→ **PERINTAH TUGAS**: Sebutkan semua hal yang menentukan beratnya ketulian menurut kutipan tentang gangguan pendengaran pada OMSK di bawah ini.

→ **KUTIPAN TEKS**:
>>
Bila tidak dijumpai kolesteatom, tuli konduktif kurang dari 20 db ini ditandai bahwa
rantai tulang pendengaran masih baik. Kerusakan dan fiksasi dari rantai tulang
pendengaran menghasilkan penurunan pendengaran lebih dari 30 db. Beratnya ketulian
tergantung dari besar dan letak perforasi membran timpani serta keutuhan dan mobilitas
sistem pengantaran suara ke telinga tengah. Pada OMSK tipe maligna biasanya didapat
tuli konduktif berat karena putusnya rantai tulang pendengaran, tetapi sering kali juga
kolesteatom bertindak sebagai penghantar suara sehingga ambang pendengaran yang
didapat harus diinterpretasikan secara hati-hati. Penurunan fungsi kohlea biasanya terjadi
perlahan-lahan dengan berulangnya infeksi karena penetrasi toksin melalui jendela bulat
(foramen rotundum) atau fistel labirin tanpa terjadinya labirinitis supuratif. Bila
terjadinya labirinitis supuratif akan terjadi tuli saraf berat, hantaran tulang dapat
menggambarkan sisa fungsi kohlea.
<<
→ **DATA HASIL EKSTRAKSI**:
>>
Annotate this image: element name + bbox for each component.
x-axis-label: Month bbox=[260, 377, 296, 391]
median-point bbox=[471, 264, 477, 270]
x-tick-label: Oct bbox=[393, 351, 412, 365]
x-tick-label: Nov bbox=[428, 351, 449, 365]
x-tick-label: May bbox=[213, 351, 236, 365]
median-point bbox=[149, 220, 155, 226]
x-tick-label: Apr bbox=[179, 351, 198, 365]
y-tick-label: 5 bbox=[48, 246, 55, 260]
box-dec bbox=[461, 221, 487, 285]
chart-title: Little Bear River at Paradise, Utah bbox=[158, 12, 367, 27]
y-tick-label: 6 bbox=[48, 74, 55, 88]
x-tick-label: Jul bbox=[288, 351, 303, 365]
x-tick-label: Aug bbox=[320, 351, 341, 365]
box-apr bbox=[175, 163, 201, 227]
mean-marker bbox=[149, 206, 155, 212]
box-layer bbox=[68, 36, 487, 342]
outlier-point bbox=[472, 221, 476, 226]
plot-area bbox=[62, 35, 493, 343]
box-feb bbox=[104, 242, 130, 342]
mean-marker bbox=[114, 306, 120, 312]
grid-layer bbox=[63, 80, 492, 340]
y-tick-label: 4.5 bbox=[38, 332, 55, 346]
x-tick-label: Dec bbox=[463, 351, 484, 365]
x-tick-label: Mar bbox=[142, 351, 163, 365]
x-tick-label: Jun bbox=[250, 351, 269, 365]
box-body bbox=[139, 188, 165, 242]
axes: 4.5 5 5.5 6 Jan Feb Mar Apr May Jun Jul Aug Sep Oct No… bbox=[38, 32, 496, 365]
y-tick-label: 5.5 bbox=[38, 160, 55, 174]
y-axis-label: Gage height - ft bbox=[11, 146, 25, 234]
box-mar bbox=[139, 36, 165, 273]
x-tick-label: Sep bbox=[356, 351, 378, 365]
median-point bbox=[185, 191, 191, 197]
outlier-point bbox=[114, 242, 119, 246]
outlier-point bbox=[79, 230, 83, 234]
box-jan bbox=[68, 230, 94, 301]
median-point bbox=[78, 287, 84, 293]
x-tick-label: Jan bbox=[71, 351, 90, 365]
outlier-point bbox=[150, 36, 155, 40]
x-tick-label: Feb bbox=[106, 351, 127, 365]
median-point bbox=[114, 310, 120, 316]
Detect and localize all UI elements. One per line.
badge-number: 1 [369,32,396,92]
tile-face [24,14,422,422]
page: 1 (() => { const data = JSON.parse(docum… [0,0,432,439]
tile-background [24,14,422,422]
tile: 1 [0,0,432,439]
<<
→ **JAWABAN TERTULIS**:
- Besar perforasi membran timpani
- Letak perforasi membran timpani
- Keutuhan sistem pengantaran suara ke telinga tengah
- Mobilitas sistem pengantaran suara ke telinga tengah